## BEGIN Dataset rows
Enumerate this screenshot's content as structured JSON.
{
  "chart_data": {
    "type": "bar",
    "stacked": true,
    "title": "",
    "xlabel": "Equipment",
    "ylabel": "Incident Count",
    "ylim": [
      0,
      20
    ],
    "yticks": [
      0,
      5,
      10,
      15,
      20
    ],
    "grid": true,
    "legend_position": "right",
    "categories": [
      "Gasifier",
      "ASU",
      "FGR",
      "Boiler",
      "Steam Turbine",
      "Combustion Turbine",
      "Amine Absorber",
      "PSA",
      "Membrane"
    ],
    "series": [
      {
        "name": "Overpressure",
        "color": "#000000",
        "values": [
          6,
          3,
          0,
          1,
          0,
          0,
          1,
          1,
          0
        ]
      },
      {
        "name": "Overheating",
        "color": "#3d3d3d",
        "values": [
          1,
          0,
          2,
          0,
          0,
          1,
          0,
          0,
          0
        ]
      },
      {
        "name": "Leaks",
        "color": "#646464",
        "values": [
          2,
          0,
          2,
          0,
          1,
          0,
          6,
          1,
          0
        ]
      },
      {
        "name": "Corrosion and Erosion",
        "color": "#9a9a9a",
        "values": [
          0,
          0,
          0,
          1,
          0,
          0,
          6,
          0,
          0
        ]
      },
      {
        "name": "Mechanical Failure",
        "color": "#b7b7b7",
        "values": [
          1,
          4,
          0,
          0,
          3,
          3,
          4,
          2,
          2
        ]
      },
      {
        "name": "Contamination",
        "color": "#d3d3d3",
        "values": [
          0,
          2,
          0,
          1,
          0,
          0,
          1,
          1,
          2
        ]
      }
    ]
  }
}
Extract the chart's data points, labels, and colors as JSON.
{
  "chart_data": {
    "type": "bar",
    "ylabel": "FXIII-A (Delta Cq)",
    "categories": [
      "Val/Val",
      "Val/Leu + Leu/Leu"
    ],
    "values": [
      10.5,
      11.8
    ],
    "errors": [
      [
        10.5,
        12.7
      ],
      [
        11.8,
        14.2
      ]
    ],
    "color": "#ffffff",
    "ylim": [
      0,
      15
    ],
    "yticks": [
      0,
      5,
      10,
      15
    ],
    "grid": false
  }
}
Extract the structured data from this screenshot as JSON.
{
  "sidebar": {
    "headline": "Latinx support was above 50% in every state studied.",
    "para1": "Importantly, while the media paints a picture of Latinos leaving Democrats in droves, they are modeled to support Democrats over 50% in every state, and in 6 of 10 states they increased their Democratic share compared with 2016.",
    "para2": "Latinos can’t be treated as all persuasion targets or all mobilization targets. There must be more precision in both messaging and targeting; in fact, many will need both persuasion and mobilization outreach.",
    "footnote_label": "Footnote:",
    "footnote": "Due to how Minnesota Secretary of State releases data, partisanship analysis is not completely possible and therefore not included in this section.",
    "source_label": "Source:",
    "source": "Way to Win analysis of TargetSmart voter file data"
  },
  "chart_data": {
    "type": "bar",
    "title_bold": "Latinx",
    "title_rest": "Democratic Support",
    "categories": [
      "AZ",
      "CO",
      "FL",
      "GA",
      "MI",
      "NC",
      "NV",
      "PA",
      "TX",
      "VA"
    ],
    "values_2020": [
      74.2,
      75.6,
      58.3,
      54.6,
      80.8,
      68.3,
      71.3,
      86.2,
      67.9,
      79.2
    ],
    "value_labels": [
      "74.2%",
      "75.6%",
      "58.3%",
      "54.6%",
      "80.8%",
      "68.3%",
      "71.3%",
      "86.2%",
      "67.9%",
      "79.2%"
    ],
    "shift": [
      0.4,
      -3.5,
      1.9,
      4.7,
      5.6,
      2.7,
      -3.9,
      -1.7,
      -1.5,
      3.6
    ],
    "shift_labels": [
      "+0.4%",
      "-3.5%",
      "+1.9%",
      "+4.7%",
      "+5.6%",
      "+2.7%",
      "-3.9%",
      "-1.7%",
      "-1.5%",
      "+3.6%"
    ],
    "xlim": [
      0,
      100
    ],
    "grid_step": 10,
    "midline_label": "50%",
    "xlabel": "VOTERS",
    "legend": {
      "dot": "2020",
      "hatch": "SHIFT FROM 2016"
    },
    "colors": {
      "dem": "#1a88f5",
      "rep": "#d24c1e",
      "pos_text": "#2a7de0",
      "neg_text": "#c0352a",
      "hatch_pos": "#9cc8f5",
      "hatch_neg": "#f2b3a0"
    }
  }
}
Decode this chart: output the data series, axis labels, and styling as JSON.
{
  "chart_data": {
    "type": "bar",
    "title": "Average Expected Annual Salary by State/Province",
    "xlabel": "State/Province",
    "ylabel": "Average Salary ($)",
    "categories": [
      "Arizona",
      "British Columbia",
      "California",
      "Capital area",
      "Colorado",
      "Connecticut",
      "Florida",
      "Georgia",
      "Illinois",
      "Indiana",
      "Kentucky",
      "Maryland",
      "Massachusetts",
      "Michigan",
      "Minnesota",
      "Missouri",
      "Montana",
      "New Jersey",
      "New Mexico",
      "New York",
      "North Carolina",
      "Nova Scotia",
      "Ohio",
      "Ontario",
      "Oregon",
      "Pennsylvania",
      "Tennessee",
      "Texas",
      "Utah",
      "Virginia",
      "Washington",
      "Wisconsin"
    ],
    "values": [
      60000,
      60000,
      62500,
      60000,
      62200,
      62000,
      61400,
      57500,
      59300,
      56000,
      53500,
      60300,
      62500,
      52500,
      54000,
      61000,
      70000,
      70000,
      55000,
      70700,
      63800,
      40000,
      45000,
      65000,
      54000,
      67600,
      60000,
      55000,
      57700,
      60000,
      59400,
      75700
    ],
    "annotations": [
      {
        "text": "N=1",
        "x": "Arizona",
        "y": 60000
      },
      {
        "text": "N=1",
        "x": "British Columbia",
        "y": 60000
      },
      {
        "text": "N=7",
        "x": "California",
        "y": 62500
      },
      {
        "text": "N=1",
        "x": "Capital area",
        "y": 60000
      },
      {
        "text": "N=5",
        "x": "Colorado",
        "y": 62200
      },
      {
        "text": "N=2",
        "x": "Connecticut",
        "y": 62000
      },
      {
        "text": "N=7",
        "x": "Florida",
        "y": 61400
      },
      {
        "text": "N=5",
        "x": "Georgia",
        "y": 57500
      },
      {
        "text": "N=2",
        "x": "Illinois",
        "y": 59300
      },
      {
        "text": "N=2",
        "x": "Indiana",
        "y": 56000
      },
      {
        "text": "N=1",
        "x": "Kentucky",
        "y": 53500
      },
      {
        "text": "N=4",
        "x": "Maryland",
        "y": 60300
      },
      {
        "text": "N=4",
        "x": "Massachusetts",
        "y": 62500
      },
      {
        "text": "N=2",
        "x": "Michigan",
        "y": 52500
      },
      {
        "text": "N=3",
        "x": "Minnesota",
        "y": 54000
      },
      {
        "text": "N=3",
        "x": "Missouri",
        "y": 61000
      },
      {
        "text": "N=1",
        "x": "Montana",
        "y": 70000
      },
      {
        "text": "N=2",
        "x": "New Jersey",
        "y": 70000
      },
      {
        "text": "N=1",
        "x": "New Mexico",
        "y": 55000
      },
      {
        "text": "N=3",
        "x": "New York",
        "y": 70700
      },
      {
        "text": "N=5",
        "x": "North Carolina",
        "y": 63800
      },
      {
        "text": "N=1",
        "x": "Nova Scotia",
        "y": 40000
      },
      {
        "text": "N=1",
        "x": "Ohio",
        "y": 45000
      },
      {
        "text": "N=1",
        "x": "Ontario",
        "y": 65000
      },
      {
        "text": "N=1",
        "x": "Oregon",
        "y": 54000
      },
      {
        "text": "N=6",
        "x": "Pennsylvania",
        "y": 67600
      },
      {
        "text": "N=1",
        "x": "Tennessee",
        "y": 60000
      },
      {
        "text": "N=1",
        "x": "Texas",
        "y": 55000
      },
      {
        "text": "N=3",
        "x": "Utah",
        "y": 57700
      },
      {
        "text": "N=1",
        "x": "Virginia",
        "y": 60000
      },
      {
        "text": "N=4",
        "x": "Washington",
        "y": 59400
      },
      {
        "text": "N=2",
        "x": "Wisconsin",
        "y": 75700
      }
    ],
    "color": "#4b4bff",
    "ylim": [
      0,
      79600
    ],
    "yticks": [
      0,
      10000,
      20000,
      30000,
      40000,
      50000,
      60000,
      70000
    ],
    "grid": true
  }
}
## END Dataset rows
▶ [Problem details]:
Give the number of lines above that hold the word "Minnesota", and nothing more.

▶ [Response below]:
3